#### [INSTRUCTIONS TO FOLLOW]
Pull each line holding "content" out of the entries below.

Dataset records

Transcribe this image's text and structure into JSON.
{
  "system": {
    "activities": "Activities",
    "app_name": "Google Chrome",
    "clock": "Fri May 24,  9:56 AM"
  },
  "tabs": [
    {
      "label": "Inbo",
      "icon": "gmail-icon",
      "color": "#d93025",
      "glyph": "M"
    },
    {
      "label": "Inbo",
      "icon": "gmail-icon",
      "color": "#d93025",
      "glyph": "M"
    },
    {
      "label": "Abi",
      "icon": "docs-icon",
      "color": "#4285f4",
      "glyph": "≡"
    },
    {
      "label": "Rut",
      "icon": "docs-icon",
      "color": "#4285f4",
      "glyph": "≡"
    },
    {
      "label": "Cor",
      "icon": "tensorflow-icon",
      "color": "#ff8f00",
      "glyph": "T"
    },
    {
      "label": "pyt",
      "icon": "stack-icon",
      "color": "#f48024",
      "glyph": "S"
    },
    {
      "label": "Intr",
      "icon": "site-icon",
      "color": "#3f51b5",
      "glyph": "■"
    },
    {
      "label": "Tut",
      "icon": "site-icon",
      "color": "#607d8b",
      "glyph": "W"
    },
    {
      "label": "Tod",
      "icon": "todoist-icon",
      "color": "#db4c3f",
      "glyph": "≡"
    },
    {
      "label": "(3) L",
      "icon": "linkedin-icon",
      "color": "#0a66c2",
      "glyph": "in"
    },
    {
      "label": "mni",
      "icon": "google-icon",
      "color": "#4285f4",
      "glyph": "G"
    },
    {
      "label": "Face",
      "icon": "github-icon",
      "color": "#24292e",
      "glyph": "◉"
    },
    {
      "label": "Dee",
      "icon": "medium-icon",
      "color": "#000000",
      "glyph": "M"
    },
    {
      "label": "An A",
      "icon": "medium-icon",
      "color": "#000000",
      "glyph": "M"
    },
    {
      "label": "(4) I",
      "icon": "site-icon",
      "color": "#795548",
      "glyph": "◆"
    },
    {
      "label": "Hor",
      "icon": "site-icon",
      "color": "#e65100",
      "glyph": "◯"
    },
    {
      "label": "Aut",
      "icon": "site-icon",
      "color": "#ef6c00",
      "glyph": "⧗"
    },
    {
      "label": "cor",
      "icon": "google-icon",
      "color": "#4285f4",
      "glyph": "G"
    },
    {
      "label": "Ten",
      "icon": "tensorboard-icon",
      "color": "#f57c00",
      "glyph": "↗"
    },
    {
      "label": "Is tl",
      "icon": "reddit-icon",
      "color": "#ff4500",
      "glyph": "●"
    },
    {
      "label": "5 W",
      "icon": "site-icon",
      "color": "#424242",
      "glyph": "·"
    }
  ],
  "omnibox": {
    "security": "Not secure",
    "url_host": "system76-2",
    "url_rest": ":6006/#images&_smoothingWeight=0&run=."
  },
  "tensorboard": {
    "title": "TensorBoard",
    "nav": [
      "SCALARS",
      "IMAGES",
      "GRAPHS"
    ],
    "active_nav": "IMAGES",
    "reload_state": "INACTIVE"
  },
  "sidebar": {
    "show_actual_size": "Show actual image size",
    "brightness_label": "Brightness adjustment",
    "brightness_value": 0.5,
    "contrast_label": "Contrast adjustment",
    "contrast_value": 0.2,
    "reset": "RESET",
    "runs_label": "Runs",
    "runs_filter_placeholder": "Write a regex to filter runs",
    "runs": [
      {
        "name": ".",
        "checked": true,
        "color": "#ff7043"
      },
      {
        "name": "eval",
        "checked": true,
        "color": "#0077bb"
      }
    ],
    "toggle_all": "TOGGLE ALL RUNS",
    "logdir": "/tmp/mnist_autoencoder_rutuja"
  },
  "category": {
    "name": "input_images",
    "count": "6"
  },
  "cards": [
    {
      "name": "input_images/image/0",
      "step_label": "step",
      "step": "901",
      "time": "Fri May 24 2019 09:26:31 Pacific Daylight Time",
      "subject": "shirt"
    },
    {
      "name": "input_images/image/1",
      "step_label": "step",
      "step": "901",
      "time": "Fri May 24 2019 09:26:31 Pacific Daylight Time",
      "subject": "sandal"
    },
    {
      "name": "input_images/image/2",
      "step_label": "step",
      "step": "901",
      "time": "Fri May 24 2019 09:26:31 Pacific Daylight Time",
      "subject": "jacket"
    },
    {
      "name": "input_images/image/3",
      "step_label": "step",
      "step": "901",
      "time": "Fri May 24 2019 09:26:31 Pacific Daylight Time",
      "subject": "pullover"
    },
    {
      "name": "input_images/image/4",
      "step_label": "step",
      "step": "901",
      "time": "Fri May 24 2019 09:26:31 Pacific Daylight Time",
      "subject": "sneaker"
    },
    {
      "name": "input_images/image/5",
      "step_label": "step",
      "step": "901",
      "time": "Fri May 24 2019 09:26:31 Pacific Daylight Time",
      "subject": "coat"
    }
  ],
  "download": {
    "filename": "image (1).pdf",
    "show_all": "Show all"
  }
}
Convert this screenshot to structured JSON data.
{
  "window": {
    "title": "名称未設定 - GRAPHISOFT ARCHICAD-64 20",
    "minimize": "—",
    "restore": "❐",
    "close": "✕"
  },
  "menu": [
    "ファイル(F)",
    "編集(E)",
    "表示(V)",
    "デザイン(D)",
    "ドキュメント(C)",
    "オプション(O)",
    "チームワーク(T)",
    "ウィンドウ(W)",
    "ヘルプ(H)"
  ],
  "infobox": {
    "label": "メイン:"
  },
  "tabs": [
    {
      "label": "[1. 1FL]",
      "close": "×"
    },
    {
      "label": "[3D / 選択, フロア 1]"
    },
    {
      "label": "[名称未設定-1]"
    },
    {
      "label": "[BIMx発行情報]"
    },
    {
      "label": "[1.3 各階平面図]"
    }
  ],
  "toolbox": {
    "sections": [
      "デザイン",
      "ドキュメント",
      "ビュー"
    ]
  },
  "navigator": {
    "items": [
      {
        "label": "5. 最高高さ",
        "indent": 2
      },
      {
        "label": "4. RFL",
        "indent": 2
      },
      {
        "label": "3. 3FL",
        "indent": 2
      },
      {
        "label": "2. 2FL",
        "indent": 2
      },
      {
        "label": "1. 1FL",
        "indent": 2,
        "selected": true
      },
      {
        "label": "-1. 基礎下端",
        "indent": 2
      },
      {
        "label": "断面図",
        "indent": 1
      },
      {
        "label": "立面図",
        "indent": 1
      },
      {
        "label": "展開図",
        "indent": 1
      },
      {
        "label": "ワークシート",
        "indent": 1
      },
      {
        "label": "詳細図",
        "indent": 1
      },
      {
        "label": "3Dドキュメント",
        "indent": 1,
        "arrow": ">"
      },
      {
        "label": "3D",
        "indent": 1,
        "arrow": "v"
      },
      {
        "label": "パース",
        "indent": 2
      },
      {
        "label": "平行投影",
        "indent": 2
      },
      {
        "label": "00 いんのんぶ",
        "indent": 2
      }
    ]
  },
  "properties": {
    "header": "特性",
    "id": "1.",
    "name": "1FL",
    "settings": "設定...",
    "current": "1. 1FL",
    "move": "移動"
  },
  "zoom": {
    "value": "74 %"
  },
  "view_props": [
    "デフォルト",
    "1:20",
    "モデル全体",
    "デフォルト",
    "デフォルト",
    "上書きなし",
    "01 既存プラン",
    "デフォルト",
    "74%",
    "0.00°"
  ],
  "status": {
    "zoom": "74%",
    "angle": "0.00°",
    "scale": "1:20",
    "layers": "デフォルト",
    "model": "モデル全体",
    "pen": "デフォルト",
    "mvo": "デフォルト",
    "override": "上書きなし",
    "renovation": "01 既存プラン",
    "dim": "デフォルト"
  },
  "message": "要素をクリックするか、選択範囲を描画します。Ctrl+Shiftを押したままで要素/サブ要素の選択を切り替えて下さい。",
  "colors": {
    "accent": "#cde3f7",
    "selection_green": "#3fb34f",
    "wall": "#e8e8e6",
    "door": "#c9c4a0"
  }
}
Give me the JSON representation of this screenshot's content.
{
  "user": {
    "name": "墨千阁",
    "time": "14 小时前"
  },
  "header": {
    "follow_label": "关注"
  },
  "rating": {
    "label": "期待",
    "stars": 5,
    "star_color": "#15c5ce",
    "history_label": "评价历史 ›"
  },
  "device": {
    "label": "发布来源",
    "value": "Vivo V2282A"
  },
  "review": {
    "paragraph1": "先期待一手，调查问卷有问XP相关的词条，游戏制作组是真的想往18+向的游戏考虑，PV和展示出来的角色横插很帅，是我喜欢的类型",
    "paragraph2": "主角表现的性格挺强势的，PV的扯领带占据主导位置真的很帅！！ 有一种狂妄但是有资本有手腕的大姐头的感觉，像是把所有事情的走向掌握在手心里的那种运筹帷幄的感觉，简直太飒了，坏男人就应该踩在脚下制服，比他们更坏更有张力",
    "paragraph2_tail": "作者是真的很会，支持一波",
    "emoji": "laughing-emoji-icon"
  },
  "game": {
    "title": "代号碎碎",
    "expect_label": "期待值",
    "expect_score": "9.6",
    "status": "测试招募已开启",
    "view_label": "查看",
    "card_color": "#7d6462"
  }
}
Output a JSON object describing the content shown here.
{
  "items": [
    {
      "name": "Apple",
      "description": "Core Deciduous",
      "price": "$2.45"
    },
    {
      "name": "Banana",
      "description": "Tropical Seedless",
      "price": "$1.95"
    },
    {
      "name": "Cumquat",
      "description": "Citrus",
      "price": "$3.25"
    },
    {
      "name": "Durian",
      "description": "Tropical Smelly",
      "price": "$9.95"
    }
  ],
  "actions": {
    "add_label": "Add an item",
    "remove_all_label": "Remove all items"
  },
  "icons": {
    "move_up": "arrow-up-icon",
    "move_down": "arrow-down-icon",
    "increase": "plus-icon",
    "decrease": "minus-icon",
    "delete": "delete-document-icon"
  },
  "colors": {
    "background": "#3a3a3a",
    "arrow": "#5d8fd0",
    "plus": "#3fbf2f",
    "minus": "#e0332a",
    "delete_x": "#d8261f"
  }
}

#### [SOLVED PROBLEM]
Give me the JSON representation of this screenshot's content.
Output a JSON object describing the content shown here.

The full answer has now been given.